Stored data entries:

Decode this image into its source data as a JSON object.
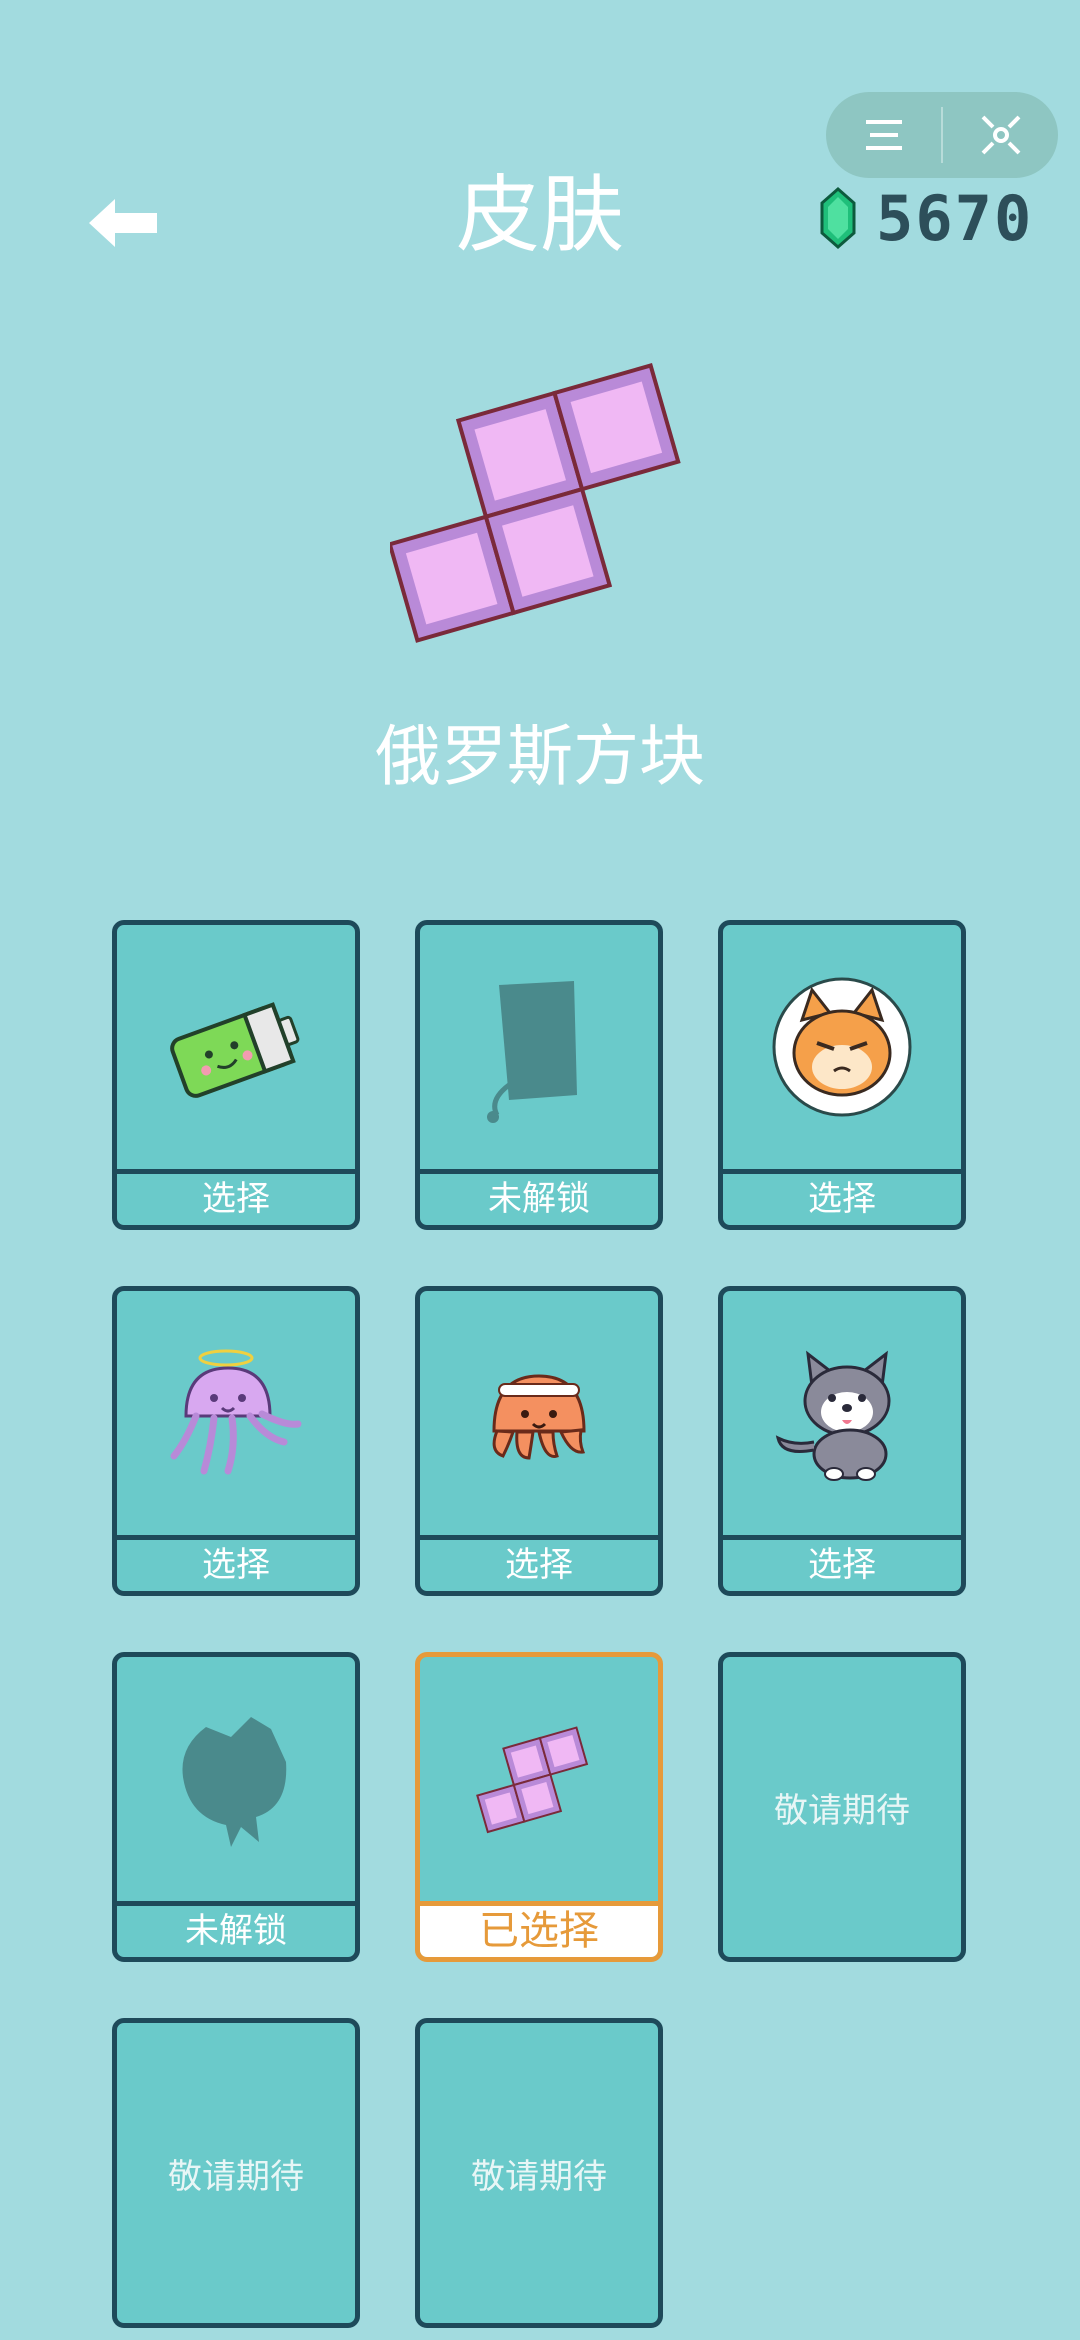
{
  "header": {
    "title": "皮肤",
    "currency_value": "5670",
    "menu_icon": "menu-icon",
    "close_icon": "close-icon",
    "back_icon": "back-arrow-icon",
    "gem_icon": "gem-icon"
  },
  "preview": {
    "name": "俄罗斯方块"
  },
  "skins": [
    {
      "label": "选择",
      "art": "battery"
    },
    {
      "label": "未解锁",
      "art": "locked-bag"
    },
    {
      "label": "选择",
      "art": "cat"
    },
    {
      "label": "选择",
      "art": "jellyfish"
    },
    {
      "label": "选择",
      "art": "octopus"
    },
    {
      "label": "选择",
      "art": "husky"
    },
    {
      "label": "未解锁",
      "art": "locked-creature"
    },
    {
      "label": "已选择",
      "art": "tetris"
    },
    {
      "soon": "敬请期待"
    },
    {
      "soon": "敬请期待"
    },
    {
      "soon": "敬请期待"
    }
  ],
  "colors": {
    "background": "#a2dbdf",
    "card": "#6acaca",
    "card_border": "#1e4a5a",
    "selected": "#e69a3a",
    "tetris_fill": "#f0b8f4",
    "tetris_frame": "#b98ad8"
  }
}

**What is needed:** Make an exact copy of all the material, but keep the pictures out of it.

**Written answer:**
Decode this image into its source data as a JSON object.
{
  "header": {
    "title": "皮肤",
    "currency_value": "5670",
    "menu_icon": "menu-icon",
    "close_icon": "close-icon",
    "back_icon": "back-arrow-icon",
    "gem_icon": "gem-icon"
  },
  "preview": {
    "name": "俄罗斯方块"
  },
  "skins": [
    {
      "label": "选择",
      "art": "battery"
    },
    {
      "label": "未解锁",
      "art": "locked-bag"
    },
    {
      "label": "选择",
      "art": "cat"
    },
    {
      "label": "选择",
      "art": "jellyfish"
    },
    {
      "label": "选择",
      "art": "octopus"
    },
    {
      "label": "选择",
      "art": "husky"
    },
    {
      "label": "未解锁",
      "art": "locked-creature"
    },
    {
      "label": "已选择",
      "art": "tetris"
    },
    {
      "soon": "敬请期待"
    },
    {
      "soon": "敬请期待"
    },
    {
      "soon": "敬请期待"
    }
  ],
  "colors": {
    "background": "#a2dbdf",
    "card": "#6acaca",
    "card_border": "#1e4a5a",
    "selected": "#e69a3a",
    "tetris_fill": "#f0b8f4",
    "tetris_frame": "#b98ad8"
  }
}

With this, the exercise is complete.